-- start INFORMATION SUPPLIED --

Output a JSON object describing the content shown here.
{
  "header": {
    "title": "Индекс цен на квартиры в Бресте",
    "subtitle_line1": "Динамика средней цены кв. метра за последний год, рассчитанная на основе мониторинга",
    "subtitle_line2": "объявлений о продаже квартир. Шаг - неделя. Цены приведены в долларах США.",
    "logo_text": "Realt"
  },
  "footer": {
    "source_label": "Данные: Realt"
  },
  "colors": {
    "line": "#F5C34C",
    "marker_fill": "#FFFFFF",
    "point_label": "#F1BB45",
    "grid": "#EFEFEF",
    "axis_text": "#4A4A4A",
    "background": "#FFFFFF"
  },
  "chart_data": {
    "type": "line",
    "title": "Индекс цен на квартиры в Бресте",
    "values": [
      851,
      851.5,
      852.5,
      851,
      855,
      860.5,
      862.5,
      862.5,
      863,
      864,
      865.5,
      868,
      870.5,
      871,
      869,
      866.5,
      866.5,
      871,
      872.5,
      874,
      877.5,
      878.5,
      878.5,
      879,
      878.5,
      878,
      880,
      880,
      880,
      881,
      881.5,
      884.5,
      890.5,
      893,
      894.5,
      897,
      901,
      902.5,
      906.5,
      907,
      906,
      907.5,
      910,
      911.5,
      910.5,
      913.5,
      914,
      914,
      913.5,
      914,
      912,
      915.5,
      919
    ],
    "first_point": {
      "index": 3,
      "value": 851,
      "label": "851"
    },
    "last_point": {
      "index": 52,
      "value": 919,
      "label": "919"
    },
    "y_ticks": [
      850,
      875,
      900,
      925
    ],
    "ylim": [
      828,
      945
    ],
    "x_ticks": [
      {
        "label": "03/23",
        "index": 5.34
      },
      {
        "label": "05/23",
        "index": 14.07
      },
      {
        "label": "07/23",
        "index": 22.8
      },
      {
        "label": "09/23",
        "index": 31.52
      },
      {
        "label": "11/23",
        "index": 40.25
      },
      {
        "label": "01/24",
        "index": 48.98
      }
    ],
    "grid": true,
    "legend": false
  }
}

-- end INFORMATION SUPPLIED --

* [OBJECTIVE]: Exactly reproduce every line found in the records.

* [RESPONSE TO THIS EXERCISE]:
Output a JSON object describing the content shown here.
{
  "header": {
    "title": "Индекс цен на квартиры в Бресте",
    "subtitle_line1": "Динамика средней цены кв. метра за последний год, рассчитанная на основе мониторинга",
    "subtitle_line2": "объявлений о продаже квартир. Шаг - неделя. Цены приведены в долларах США.",
    "logo_text": "Realt"
  },
  "footer": {
    "source_label": "Данные: Realt"
  },
  "colors": {
    "line": "#F5C34C",
    "marker_fill": "#FFFFFF",
    "point_label": "#F1BB45",
    "grid": "#EFEFEF",
    "axis_text": "#4A4A4A",
    "background": "#FFFFFF"
  },
  "chart_data": {
    "type": "line",
    "title": "Индекс цен на квартиры в Бресте",
    "values": [
      851,
      851.5,
      852.5,
      851,
      855,
      860.5,
      862.5,
      862.5,
      863,
      864,
      865.5,
      868,
      870.5,
      871,
      869,
      866.5,
      866.5,
      871,
      872.5,
      874,
      877.5,
      878.5,
      878.5,
      879,
      878.5,
      878,
      880,
      880,
      880,
      881,
      881.5,
      884.5,
      890.5,
      893,
      894.5,
      897,
      901,
      902.5,
      906.5,
      907,
      906,
      907.5,
      910,
      911.5,
      910.5,
      913.5,
      914,
      914,
      913.5,
      914,
      912,
      915.5,
      919
    ],
    "first_point": {
      "index": 3,
      "value": 851,
      "label": "851"
    },
    "last_point": {
      "index": 52,
      "value": 919,
      "label": "919"
    },
    "y_ticks": [
      850,
      875,
      900,
      925
    ],
    "ylim": [
      828,
      945
    ],
    "x_ticks": [
      {
        "label": "03/23",
        "index": 5.34
      },
      {
        "label": "05/23",
        "index": 14.07
      },
      {
        "label": "07/23",
        "index": 22.8
      },
      {
        "label": "09/23",
        "index": 31.52
      },
      {
        "label": "11/23",
        "index": 40.25
      },
      {
        "label": "01/24",
        "index": 48.98
      }
    ],
    "grid": true,
    "legend": false
  }
}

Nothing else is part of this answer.